**AIM OF THE TASK:** Select and copy out every line in the records containing "title".

--- begin ---

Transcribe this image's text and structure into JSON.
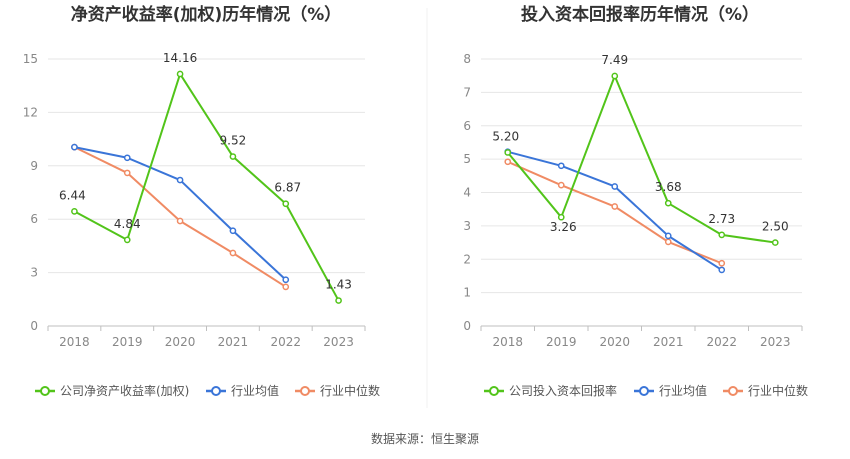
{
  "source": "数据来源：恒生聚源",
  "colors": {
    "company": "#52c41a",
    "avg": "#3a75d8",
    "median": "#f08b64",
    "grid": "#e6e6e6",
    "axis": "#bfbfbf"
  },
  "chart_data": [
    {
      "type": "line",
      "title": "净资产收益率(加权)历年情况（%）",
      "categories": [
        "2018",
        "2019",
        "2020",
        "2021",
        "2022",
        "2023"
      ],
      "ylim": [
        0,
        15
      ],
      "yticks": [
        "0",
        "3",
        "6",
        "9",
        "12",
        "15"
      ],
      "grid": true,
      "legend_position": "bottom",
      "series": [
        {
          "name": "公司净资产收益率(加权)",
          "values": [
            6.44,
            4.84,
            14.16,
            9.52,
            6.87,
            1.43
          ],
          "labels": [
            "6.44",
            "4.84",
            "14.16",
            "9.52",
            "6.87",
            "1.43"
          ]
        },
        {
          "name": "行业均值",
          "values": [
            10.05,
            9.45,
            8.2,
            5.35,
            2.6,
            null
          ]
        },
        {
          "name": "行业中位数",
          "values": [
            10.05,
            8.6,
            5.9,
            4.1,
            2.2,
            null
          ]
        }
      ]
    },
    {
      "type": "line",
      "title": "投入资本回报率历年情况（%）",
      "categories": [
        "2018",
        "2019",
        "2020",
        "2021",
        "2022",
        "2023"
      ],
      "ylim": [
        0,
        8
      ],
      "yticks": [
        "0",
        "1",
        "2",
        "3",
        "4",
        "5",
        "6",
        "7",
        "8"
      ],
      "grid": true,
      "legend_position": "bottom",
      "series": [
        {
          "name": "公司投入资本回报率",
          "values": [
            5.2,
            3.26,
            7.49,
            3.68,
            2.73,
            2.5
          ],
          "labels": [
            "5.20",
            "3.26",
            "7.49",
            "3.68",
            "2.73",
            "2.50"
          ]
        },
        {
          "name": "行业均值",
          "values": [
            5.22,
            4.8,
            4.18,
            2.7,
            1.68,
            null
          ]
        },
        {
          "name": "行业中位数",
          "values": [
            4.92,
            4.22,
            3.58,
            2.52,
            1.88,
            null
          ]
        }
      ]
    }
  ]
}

--- end ---
--- begin ---

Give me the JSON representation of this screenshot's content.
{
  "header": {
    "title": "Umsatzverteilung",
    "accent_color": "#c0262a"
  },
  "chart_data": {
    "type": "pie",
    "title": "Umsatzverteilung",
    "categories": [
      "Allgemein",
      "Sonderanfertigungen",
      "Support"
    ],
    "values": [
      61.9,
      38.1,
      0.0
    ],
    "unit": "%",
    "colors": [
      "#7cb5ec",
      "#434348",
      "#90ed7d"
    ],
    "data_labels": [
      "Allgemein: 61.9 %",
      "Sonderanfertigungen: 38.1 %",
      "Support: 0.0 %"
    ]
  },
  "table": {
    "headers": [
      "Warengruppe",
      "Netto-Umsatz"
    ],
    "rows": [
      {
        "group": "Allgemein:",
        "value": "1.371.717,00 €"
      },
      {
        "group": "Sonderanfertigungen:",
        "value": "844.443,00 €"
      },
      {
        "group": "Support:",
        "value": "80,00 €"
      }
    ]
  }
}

--- end ---

**FULL RESPONSE:**
      "title": "净资产收益率(加权)历年情况（%）",
      "title": "投入资本回报率历年情况（%）",
    "title": "Umsatzverteilung",
    "title": "Umsatzverteilung",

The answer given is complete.